*Direction*.
Copy all lines holding the word "Export" from the entries.

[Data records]
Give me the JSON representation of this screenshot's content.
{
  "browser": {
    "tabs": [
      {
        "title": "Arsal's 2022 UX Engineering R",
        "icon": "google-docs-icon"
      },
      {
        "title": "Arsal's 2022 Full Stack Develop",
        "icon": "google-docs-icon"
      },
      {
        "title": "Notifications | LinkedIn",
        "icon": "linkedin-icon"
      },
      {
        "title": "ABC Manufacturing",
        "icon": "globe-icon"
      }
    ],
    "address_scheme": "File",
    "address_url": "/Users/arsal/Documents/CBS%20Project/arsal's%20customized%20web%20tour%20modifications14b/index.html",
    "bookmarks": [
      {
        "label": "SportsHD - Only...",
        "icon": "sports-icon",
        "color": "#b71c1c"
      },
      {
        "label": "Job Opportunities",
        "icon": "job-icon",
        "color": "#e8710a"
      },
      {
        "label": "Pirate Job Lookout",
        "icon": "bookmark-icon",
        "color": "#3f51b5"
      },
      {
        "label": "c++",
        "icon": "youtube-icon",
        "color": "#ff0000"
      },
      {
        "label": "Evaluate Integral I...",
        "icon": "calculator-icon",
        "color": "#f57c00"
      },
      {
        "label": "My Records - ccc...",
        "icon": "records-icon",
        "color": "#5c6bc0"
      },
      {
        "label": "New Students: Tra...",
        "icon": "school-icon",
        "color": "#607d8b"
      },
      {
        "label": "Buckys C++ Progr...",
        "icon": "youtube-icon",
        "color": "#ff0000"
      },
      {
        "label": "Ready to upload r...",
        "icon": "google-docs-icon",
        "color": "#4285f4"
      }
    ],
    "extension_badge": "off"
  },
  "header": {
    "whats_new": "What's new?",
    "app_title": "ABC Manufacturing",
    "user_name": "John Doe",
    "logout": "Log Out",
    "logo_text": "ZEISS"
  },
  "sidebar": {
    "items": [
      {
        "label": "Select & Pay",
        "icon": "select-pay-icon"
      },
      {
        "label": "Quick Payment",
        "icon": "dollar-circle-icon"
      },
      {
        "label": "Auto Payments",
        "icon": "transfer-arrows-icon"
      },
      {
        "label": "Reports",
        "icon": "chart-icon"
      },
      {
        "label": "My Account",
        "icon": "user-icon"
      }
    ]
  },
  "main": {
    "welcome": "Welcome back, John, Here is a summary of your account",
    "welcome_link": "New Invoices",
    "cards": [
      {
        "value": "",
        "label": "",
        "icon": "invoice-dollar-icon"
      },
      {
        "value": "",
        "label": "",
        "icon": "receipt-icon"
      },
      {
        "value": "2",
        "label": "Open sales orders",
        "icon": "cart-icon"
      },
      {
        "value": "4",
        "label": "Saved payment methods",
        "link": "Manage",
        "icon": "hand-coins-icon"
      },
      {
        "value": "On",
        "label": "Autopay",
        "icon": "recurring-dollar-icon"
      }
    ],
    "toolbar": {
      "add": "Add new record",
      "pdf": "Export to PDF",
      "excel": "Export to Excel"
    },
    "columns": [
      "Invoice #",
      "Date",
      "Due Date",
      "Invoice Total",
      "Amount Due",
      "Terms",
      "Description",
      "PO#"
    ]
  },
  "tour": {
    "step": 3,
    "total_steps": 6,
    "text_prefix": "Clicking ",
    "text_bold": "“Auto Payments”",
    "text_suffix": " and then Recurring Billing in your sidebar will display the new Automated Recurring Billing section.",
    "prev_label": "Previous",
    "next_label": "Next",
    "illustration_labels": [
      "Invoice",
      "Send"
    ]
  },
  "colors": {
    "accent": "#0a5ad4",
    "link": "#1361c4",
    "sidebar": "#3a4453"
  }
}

*Reply*.
      "pdf": "Export to PDF",
      "excel": "Export to Excel"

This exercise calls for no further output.